▶ [A run of records]:
======

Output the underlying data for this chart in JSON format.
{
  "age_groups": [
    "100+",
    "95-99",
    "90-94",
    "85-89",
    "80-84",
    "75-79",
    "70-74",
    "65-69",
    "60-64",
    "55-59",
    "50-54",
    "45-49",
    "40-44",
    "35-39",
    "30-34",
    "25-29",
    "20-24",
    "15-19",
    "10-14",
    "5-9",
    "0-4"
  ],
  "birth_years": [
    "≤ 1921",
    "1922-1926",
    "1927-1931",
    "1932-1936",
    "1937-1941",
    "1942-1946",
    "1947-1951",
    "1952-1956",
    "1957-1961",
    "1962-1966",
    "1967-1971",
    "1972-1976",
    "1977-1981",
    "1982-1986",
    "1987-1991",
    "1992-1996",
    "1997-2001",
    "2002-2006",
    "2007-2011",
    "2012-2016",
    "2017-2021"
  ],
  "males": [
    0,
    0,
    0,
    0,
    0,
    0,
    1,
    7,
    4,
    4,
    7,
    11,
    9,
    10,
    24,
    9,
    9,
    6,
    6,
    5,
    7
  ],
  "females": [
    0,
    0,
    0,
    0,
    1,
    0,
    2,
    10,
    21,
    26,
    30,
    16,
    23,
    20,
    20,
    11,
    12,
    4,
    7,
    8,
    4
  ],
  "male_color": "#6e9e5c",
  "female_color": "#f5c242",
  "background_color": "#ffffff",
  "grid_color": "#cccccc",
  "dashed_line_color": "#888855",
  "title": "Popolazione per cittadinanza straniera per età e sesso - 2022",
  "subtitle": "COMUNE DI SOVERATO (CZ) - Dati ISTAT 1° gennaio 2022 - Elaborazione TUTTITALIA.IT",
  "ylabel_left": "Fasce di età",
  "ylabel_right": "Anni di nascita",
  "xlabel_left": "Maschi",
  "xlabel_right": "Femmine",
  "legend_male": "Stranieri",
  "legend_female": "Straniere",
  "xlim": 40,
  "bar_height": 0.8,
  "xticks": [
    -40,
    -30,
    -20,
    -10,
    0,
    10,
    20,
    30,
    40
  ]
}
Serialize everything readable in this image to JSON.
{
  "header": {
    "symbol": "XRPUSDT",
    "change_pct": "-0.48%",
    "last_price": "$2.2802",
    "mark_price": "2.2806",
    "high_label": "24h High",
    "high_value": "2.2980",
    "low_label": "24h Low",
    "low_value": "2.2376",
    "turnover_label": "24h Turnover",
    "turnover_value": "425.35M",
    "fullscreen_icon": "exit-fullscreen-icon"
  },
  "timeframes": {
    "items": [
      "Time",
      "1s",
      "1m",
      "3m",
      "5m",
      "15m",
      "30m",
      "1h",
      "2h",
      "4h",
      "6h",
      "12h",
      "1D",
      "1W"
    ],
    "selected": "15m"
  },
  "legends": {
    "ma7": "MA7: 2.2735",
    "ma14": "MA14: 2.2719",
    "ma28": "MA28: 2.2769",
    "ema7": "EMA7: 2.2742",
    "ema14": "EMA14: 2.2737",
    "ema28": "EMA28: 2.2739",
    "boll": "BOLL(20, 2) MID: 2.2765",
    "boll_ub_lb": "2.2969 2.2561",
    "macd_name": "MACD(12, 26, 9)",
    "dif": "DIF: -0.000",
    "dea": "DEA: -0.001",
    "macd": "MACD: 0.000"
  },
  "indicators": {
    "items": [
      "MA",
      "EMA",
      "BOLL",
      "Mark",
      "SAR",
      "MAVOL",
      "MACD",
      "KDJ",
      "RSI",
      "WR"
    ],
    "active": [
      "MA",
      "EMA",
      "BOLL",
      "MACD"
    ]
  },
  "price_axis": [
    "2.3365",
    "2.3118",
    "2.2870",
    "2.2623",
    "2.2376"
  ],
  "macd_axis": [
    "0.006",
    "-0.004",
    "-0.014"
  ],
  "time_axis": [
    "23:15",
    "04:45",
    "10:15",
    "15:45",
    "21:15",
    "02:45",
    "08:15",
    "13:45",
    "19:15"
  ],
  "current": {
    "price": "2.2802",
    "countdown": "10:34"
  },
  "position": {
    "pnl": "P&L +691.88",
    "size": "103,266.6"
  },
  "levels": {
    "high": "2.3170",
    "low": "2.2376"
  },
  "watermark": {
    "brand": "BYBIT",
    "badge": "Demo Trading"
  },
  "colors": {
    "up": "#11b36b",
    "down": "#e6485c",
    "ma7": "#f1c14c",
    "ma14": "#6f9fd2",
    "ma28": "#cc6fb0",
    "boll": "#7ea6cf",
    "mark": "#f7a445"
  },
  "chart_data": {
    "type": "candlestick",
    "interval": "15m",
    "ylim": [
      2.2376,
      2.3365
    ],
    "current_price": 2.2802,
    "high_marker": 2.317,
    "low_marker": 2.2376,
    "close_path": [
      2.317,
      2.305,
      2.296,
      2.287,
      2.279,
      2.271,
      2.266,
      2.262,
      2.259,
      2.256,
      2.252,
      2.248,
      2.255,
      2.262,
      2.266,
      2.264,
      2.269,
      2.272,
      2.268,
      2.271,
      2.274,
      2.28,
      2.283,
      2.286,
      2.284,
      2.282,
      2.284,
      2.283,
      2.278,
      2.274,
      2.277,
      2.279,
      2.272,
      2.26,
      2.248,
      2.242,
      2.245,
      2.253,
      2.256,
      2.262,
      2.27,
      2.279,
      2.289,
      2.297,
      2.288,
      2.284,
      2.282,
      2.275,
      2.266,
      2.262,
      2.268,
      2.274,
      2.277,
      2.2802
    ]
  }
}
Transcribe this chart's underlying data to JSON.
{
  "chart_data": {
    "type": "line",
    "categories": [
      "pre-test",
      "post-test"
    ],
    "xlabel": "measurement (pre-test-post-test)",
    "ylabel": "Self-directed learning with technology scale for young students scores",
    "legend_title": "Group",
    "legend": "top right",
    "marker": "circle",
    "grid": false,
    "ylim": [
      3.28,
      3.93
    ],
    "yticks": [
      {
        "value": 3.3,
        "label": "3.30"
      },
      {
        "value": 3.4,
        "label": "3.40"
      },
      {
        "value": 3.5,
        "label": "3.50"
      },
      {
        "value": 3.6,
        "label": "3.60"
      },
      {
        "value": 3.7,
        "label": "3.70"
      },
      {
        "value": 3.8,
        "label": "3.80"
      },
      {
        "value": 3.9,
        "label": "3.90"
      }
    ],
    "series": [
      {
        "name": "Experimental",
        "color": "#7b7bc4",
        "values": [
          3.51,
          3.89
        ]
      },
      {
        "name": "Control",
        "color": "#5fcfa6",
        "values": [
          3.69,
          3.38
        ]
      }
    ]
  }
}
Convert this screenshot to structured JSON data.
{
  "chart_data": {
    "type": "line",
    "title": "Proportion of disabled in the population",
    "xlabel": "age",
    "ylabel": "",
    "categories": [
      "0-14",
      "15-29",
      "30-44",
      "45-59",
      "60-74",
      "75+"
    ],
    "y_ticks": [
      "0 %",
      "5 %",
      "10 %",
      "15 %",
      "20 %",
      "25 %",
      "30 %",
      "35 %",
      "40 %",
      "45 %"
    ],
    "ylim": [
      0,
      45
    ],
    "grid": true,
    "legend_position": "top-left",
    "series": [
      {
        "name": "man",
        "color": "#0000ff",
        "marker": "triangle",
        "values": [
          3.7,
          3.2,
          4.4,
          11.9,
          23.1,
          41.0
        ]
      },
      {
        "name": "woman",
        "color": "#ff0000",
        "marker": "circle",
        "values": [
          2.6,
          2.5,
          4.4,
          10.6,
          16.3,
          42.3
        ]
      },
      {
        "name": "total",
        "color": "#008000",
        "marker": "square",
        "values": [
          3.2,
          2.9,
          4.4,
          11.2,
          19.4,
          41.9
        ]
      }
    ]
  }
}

======

▶ [SET EXERCISE]: Look back over the material above and state how many lines hold the word "post". Write the number and nothing else.

▶ [EXERCISE OUTPUT]: 2